Drop all images and give the records again exactly.
>> BEGIN GIVEN INFORMATION
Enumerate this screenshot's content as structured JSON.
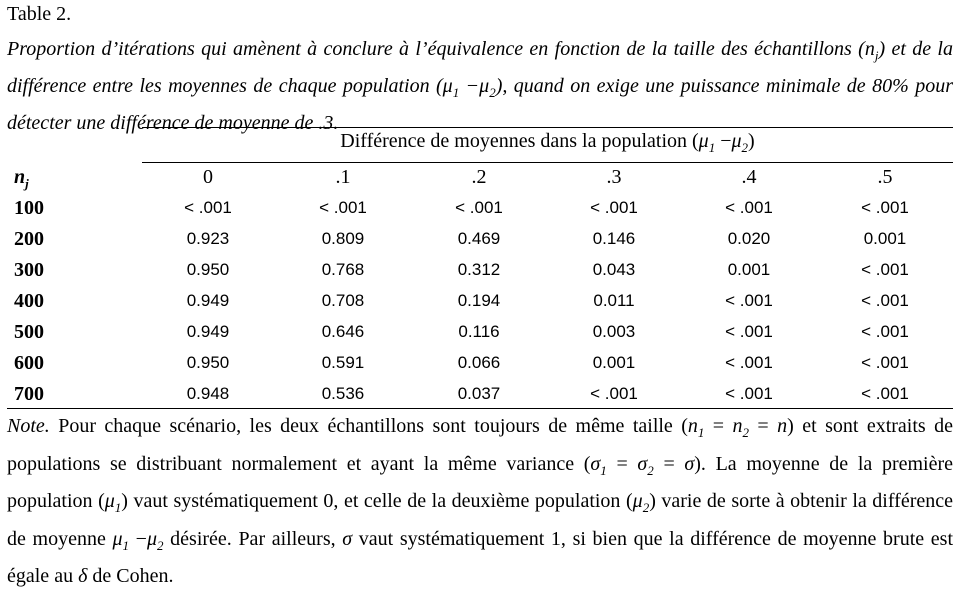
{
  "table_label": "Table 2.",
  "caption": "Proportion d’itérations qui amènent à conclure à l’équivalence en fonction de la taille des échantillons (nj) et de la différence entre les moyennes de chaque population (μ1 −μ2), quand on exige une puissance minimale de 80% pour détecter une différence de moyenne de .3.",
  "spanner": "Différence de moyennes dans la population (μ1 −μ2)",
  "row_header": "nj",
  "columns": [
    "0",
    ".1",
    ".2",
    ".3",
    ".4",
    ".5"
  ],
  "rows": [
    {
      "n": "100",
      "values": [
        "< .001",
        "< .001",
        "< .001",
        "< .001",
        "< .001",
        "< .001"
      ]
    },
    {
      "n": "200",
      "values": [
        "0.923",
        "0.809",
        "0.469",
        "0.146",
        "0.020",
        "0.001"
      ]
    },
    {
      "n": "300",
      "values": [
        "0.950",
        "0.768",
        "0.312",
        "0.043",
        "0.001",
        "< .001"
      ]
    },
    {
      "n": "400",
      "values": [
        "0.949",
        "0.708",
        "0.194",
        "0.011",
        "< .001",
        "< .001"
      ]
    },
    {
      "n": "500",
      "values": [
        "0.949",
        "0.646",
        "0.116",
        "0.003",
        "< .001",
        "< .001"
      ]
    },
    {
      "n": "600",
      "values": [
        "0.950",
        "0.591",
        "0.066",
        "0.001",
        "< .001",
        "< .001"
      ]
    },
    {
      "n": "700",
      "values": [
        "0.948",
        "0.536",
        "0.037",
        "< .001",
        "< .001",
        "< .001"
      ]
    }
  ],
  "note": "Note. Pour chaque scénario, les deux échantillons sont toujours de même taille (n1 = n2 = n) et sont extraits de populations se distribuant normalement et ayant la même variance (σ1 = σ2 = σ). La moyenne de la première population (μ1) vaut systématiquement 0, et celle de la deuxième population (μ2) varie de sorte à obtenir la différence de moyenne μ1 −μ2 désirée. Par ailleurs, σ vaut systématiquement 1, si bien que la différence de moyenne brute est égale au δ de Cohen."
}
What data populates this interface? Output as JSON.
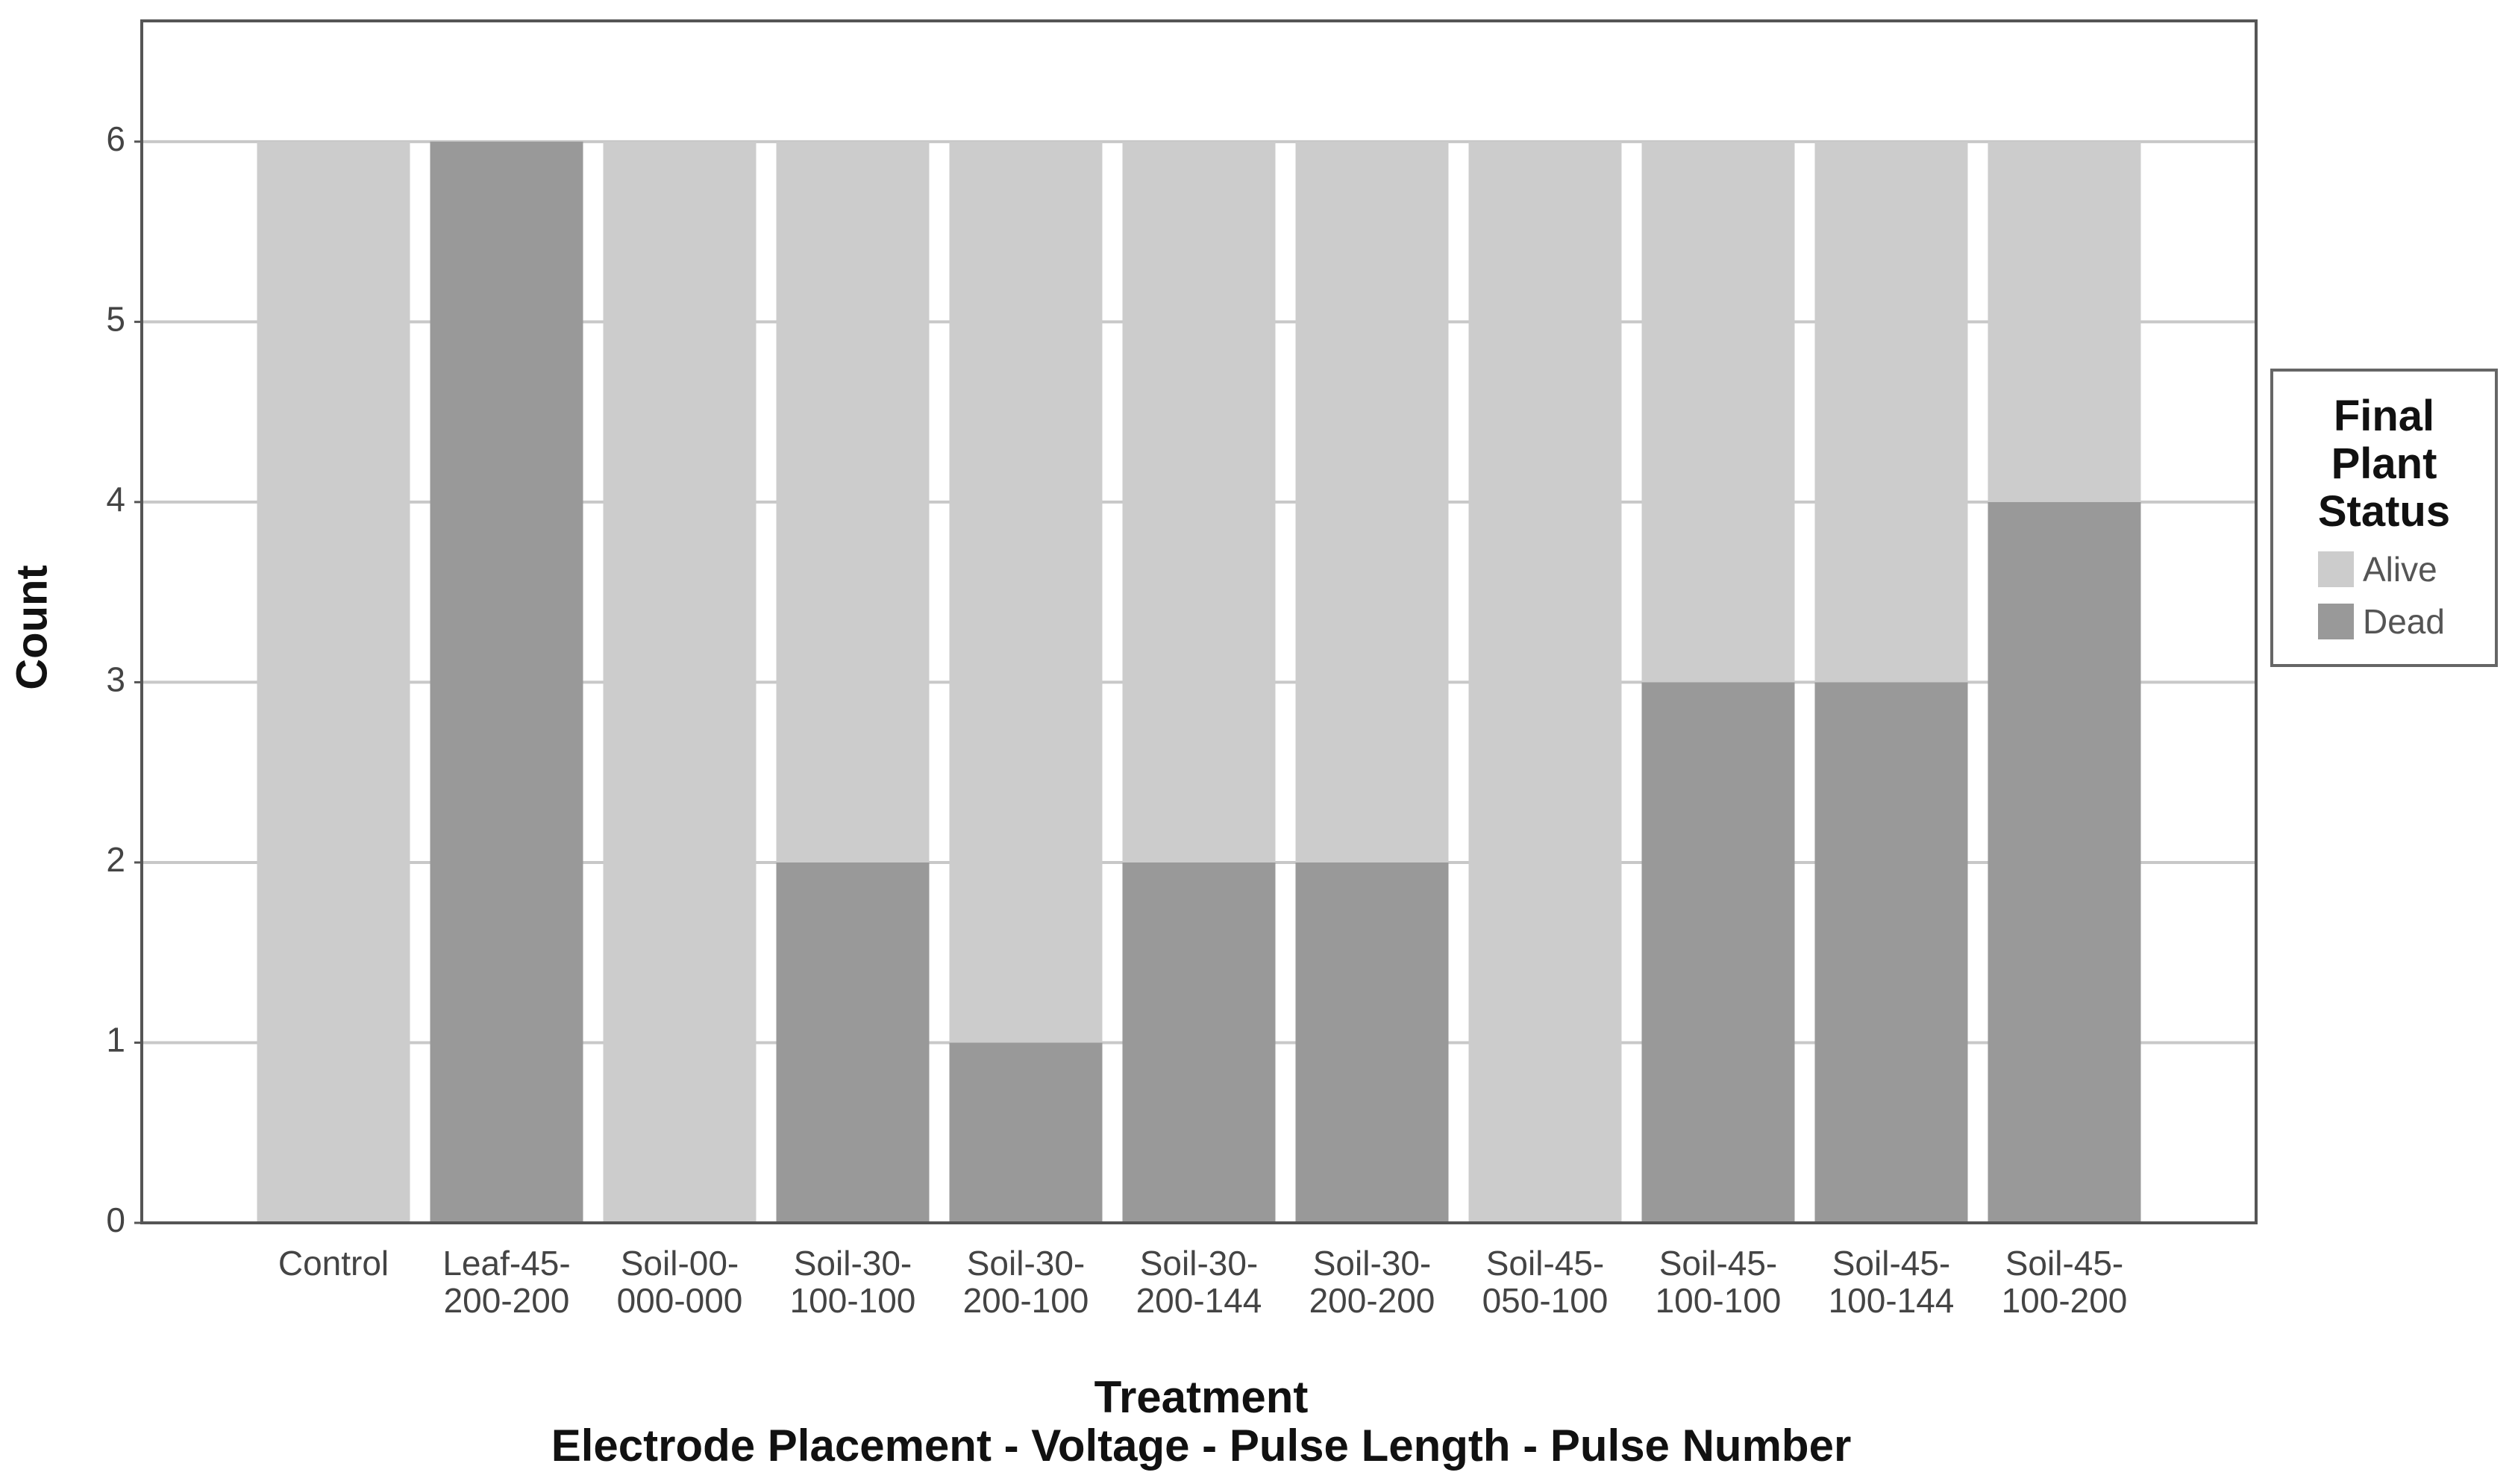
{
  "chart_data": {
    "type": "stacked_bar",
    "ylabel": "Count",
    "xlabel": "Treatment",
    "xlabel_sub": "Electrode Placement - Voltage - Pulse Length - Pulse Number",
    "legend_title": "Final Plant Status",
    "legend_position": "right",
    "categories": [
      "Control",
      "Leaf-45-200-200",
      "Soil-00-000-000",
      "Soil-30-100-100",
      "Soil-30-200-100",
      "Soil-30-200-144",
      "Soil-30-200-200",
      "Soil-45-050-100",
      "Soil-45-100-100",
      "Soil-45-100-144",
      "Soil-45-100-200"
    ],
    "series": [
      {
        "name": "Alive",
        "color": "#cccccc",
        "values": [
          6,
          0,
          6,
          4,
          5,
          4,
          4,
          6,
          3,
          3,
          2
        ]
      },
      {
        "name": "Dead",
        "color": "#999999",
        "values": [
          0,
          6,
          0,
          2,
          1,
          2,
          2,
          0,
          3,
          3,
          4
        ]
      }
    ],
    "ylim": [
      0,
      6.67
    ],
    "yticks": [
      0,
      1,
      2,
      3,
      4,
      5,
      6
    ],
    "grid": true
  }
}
>> END GIVEN INFORMATION
*REPLY:*
Enumerate this screenshot's content as structured JSON.
{
  "table_label": "Table 2.",
  "caption": "Proportion d’itérations qui amènent à conclure à l’équivalence en fonction de la taille des échantillons (nj) et de la différence entre les moyennes de chaque population (μ1 −μ2), quand on exige une puissance minimale de 80% pour détecter une différence de moyenne de .3.",
  "spanner": "Différence de moyennes dans la population (μ1 −μ2)",
  "row_header": "nj",
  "columns": [
    "0",
    ".1",
    ".2",
    ".3",
    ".4",
    ".5"
  ],
  "rows": [
    {
      "n": "100",
      "values": [
        "< .001",
        "< .001",
        "< .001",
        "< .001",
        "< .001",
        "< .001"
      ]
    },
    {
      "n": "200",
      "values": [
        "0.923",
        "0.809",
        "0.469",
        "0.146",
        "0.020",
        "0.001"
      ]
    },
    {
      "n": "300",
      "values": [
        "0.950",
        "0.768",
        "0.312",
        "0.043",
        "0.001",
        "< .001"
      ]
    },
    {
      "n": "400",
      "values": [
        "0.949",
        "0.708",
        "0.194",
        "0.011",
        "< .001",
        "< .001"
      ]
    },
    {
      "n": "500",
      "values": [
        "0.949",
        "0.646",
        "0.116",
        "0.003",
        "< .001",
        "< .001"
      ]
    },
    {
      "n": "600",
      "values": [
        "0.950",
        "0.591",
        "0.066",
        "0.001",
        "< .001",
        "< .001"
      ]
    },
    {
      "n": "700",
      "values": [
        "0.948",
        "0.536",
        "0.037",
        "< .001",
        "< .001",
        "< .001"
      ]
    }
  ],
  "note": "Note. Pour chaque scénario, les deux échantillons sont toujours de même taille (n1 = n2 = n) et sont extraits de populations se distribuant normalement et ayant la même variance (σ1 = σ2 = σ). La moyenne de la première population (μ1) vaut systématiquement 0, et celle de la deuxième population (μ2) varie de sorte à obtenir la différence de moyenne μ1 −μ2 désirée. Par ailleurs, σ vaut systématiquement 1, si bien que la différence de moyenne brute est égale au δ de Cohen."
}
What data populates this interface? Output as JSON.
{
  "chart_data": {
    "type": "stacked_bar",
    "ylabel": "Count",
    "xlabel": "Treatment",
    "xlabel_sub": "Electrode Placement - Voltage - Pulse Length - Pulse Number",
    "legend_title": "Final Plant Status",
    "legend_position": "right",
    "categories": [
      "Control",
      "Leaf-45-200-200",
      "Soil-00-000-000",
      "Soil-30-100-100",
      "Soil-30-200-100",
      "Soil-30-200-144",
      "Soil-30-200-200",
      "Soil-45-050-100",
      "Soil-45-100-100",
      "Soil-45-100-144",
      "Soil-45-100-200"
    ],
    "series": [
      {
        "name": "Alive",
        "color": "#cccccc",
        "values": [
          6,
          0,
          6,
          4,
          5,
          4,
          4,
          6,
          3,
          3,
          2
        ]
      },
      {
        "name": "Dead",
        "color": "#999999",
        "values": [
          0,
          6,
          0,
          2,
          1,
          2,
          2,
          0,
          3,
          3,
          4
        ]
      }
    ],
    "ylim": [
      0,
      6.67
    ],
    "yticks": [
      0,
      1,
      2,
      3,
      4,
      5,
      6
    ],
    "grid": true
  }
}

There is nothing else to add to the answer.